On Nine One One, while the whole of America was in fear and shock from those true believers diving our own commercial airlines into our skyscrapers, Larry Kegan was unable to get his tracheotomy suctioned and he couldn’t breathe. The lack of oxygen caused him to have a heart attack and he was gone before Jose came out of the Seven-Eleven with the batteries. Not one television reporter noticed that September 11 was the day Kegan returned to his God.
If he could have stood up he would have been six feet tall, and he wasn’t any wider than a beer truck. It always looked like the wheelchair had two flat tires and he was riding on the rims because of all that weight. Larry hated being overweight, and was not heavy until late in life when his organs went more and more haywire and they had to keep adding machines to keep him alive. He never saw anything wrong with himself, just some bad luck as a teenager, and a broken body. He used to say, “If I was on my feet I would never be fat.” So his friends became extensions of his arms and legs and tried to stay out of the way.
Larry Kegan the musician never brought up his Dylan connection except if you knew. Sometimes he’d mention Bob with a grin. He’d always put an emphatic spin on Bob. He’d open his eyes real wide, look dead at you, slowly shake his head, and smile like that cat outta Alice in Wonderland. The tone of his voice and smile said he was telling some kind of secret, important, inside joke. I never saw anyone put so much English on a name.

◆ TASKS
a. According to the piece about Larry Kegan, on what date did he die?
b. From the piece about Larry Kegan, extract the passage starting at "On Nine One" and ending at "to his God.".
c. Extend the piece about Larry Kegan from the point where it stops.

(Source data)
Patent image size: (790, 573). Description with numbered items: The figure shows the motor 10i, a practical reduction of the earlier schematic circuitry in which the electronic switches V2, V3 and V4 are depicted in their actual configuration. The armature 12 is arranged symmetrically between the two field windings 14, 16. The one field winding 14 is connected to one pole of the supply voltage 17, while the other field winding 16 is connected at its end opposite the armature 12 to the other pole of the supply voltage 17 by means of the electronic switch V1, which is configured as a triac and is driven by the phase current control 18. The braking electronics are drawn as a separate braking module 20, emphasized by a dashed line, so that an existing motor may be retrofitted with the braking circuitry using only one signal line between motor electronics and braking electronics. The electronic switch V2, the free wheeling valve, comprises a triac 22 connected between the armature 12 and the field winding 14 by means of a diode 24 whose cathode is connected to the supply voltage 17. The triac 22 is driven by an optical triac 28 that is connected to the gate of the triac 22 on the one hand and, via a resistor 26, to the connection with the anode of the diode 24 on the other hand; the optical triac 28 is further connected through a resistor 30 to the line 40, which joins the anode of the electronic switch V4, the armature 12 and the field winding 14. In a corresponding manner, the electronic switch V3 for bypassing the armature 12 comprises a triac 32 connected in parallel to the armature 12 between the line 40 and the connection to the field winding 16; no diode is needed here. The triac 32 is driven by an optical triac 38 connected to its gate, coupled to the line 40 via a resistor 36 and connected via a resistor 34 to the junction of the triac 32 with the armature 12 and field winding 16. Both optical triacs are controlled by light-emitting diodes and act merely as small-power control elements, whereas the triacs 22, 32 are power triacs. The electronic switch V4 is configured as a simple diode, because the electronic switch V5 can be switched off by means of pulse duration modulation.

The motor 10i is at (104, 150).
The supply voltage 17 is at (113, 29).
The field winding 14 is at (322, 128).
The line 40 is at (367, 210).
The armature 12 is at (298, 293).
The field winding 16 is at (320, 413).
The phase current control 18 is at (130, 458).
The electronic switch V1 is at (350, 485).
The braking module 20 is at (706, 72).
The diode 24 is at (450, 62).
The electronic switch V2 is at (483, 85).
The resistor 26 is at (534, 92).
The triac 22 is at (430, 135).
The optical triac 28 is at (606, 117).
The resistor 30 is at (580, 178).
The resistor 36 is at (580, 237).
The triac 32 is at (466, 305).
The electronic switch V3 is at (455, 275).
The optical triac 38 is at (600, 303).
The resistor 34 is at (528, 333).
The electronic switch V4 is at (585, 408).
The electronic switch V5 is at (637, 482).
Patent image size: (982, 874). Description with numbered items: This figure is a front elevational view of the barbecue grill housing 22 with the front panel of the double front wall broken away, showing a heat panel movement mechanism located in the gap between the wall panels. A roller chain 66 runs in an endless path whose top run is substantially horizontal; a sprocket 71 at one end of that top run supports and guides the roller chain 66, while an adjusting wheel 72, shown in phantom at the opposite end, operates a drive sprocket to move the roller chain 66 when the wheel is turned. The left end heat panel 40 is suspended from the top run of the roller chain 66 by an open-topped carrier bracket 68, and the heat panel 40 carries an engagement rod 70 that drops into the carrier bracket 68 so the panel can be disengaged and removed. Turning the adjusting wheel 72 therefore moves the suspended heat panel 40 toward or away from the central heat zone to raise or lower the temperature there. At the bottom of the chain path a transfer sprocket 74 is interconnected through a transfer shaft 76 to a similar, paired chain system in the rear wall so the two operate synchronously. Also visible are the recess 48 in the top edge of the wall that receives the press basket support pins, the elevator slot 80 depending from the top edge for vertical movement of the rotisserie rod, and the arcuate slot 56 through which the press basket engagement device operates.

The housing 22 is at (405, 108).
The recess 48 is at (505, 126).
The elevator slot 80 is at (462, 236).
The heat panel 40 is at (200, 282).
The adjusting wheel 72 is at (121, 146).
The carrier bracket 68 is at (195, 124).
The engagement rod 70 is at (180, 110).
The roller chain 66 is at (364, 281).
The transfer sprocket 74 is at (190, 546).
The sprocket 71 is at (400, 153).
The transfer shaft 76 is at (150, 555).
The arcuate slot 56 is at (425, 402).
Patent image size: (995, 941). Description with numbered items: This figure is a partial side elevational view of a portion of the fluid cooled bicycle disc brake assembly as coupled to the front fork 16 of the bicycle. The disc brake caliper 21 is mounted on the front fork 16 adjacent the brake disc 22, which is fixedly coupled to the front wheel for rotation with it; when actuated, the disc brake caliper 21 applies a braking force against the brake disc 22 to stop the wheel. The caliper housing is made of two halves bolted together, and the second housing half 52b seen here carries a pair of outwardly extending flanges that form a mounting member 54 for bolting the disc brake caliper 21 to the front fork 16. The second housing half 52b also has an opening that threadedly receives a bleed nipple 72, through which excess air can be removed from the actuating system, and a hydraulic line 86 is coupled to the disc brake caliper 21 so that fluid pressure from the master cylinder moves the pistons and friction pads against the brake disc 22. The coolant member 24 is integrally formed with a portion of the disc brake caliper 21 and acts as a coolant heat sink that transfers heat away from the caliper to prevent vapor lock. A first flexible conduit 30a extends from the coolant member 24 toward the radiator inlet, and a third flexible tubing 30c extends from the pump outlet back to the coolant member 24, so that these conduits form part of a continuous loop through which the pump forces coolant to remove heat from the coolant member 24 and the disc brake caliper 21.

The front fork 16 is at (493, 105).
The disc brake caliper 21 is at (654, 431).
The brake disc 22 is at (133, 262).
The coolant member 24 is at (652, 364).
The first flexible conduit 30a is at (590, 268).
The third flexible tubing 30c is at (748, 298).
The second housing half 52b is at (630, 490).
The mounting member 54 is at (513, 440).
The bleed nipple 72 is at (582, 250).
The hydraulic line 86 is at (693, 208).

◆ EXPECTED RESPONSES
a. September 11

b.
On Nine One One, while the whole of America was in fear and shock from those true believers diving our own commercial airlines into our skyscrapers, Larry Kegan was unable to get his tracheotomy suctioned and he couldn’t breathe. The lack of oxygen caused him to have a heart attack and he was gone before Jose came out of the Seven-Eleven with the batteries. Not one television reporter noticed that September 11 was the day Kegan returned to his God.

c.
Larry knew he was mortal and that quads don’t tend to live as long. He would always say, “If I can just make it one more year...” That was his mantra. “One more year.”
Geno LaFond wrote songs and played guitar with him. They toured off and on for 15 years. “I would fly out and meet up with them, hang for a few days and then fly home,” Geno says. “Larry would go for weeks sometimes, and different people would meet up with him and help him. First time I traveled on tour was 1975. The Rolling Thunder Tour. Incredible!” Kegan and LaFond called themselves The Mere Mortals. They came up with the name when Geno first met Bob. “Larry and I laughed that even Bob was mortal. Although maybe we were a bit more so.” When The Mere Mortals played, Kegan avoided saying Bob’s name. Instead he’d say, “Here’s a song by a friend of mine.”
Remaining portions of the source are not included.